■ Task to carry out
Search the data below for the string "products". Extract every line that contains it.

** BEGIN Data supplied **

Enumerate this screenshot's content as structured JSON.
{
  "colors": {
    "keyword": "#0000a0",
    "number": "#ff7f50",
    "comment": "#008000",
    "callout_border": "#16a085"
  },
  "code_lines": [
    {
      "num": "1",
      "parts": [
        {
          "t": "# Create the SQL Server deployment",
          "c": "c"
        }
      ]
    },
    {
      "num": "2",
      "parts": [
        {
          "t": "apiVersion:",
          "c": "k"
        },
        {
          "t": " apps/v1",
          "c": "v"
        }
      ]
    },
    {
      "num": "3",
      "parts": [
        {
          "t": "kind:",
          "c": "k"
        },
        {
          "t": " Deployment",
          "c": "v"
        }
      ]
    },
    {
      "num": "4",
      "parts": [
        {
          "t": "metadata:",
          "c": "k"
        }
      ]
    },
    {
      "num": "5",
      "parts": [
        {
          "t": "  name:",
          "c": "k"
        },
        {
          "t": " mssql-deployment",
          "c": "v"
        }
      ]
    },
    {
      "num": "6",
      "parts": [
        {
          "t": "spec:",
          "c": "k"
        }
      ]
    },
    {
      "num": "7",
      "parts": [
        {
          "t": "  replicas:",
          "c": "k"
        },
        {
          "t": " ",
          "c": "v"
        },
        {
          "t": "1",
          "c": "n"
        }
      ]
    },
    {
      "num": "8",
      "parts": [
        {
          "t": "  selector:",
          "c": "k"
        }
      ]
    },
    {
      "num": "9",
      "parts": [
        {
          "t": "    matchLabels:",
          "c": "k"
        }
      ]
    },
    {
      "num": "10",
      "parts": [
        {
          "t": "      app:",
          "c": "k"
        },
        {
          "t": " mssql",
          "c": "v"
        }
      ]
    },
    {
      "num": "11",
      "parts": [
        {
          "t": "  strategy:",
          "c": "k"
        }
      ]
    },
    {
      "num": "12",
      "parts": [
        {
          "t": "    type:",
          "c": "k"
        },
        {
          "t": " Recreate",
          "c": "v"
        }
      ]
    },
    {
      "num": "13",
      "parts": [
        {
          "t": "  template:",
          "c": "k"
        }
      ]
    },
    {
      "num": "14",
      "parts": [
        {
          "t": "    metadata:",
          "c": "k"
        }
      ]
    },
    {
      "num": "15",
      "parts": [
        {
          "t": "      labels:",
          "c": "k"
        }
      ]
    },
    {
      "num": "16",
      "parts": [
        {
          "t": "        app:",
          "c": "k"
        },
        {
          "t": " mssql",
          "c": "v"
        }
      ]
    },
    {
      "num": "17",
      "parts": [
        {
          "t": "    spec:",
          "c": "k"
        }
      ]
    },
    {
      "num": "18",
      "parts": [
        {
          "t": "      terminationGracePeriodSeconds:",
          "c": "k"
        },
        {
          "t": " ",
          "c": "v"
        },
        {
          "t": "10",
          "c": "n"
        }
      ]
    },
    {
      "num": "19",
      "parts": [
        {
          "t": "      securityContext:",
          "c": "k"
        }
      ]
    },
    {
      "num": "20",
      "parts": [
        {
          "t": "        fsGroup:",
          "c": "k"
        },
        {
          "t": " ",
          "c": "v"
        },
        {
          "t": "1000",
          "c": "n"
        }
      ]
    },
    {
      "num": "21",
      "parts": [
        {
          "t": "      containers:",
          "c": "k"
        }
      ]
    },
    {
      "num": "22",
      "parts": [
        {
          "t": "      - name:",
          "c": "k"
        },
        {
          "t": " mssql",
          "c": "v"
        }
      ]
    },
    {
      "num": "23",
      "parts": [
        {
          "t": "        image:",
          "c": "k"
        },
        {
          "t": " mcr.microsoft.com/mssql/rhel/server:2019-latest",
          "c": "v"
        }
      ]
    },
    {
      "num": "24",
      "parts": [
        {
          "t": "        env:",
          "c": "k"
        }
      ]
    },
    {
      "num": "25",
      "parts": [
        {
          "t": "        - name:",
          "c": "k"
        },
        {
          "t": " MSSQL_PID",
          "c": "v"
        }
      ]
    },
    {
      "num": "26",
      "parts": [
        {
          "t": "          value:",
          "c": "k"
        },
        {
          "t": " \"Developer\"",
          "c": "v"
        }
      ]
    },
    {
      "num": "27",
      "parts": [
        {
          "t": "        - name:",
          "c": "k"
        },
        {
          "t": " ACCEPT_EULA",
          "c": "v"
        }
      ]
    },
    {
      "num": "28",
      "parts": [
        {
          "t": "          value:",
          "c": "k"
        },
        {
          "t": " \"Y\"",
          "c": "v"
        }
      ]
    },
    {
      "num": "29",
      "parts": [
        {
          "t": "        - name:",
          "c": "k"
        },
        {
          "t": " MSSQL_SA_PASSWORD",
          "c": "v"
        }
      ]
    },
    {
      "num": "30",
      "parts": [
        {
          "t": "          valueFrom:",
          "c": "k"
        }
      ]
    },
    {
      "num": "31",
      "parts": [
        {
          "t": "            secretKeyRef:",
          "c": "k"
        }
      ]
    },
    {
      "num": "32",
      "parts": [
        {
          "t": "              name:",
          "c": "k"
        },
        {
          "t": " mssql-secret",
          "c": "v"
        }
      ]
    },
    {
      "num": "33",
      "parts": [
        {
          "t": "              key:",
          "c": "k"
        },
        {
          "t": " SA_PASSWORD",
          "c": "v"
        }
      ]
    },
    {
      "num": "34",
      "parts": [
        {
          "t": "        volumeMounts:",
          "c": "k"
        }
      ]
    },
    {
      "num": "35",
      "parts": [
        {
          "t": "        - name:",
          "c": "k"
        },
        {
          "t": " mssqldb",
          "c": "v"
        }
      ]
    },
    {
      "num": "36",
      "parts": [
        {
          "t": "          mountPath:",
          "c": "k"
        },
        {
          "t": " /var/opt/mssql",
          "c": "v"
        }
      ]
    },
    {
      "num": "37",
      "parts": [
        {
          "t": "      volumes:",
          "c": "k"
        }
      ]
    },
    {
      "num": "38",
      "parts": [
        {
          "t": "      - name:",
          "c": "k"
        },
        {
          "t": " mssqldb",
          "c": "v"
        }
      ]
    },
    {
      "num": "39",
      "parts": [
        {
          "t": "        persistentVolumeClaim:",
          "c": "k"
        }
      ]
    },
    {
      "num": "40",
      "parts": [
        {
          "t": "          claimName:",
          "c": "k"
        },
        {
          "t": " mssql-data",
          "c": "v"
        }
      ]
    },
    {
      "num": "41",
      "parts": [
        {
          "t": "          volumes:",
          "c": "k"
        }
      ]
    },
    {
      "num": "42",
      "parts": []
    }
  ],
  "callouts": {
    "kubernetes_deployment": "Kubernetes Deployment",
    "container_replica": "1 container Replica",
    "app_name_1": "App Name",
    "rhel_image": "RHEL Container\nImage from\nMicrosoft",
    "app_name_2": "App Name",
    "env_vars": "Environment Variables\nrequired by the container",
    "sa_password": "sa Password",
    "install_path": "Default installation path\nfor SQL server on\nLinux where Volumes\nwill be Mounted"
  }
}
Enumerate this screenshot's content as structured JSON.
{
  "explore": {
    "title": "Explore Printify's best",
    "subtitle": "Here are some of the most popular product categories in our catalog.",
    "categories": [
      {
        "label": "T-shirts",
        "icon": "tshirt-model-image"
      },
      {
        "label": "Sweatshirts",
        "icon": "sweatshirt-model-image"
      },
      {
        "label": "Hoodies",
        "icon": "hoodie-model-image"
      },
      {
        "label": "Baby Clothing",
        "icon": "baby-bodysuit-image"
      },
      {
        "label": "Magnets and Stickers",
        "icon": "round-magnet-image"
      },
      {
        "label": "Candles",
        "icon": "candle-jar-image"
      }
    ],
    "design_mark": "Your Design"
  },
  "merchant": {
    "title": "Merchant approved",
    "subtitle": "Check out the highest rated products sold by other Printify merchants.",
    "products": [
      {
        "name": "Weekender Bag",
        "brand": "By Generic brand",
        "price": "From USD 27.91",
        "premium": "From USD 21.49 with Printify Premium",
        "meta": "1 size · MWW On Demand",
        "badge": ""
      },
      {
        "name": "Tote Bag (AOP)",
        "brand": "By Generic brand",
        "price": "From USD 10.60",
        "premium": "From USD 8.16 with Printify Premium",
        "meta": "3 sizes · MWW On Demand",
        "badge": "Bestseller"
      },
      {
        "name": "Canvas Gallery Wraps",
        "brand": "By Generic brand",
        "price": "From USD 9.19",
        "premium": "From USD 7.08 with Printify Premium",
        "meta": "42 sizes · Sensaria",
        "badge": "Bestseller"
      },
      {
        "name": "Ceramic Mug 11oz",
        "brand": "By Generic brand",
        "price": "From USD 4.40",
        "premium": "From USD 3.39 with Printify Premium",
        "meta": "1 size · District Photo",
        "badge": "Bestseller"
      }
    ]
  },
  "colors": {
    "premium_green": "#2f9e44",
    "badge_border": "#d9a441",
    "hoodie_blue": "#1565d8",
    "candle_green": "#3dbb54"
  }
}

** END Data supplied **

■ Written answer
    "subtitle": "Check out the highest rated products sold by other Printify merchants.",
    "products": [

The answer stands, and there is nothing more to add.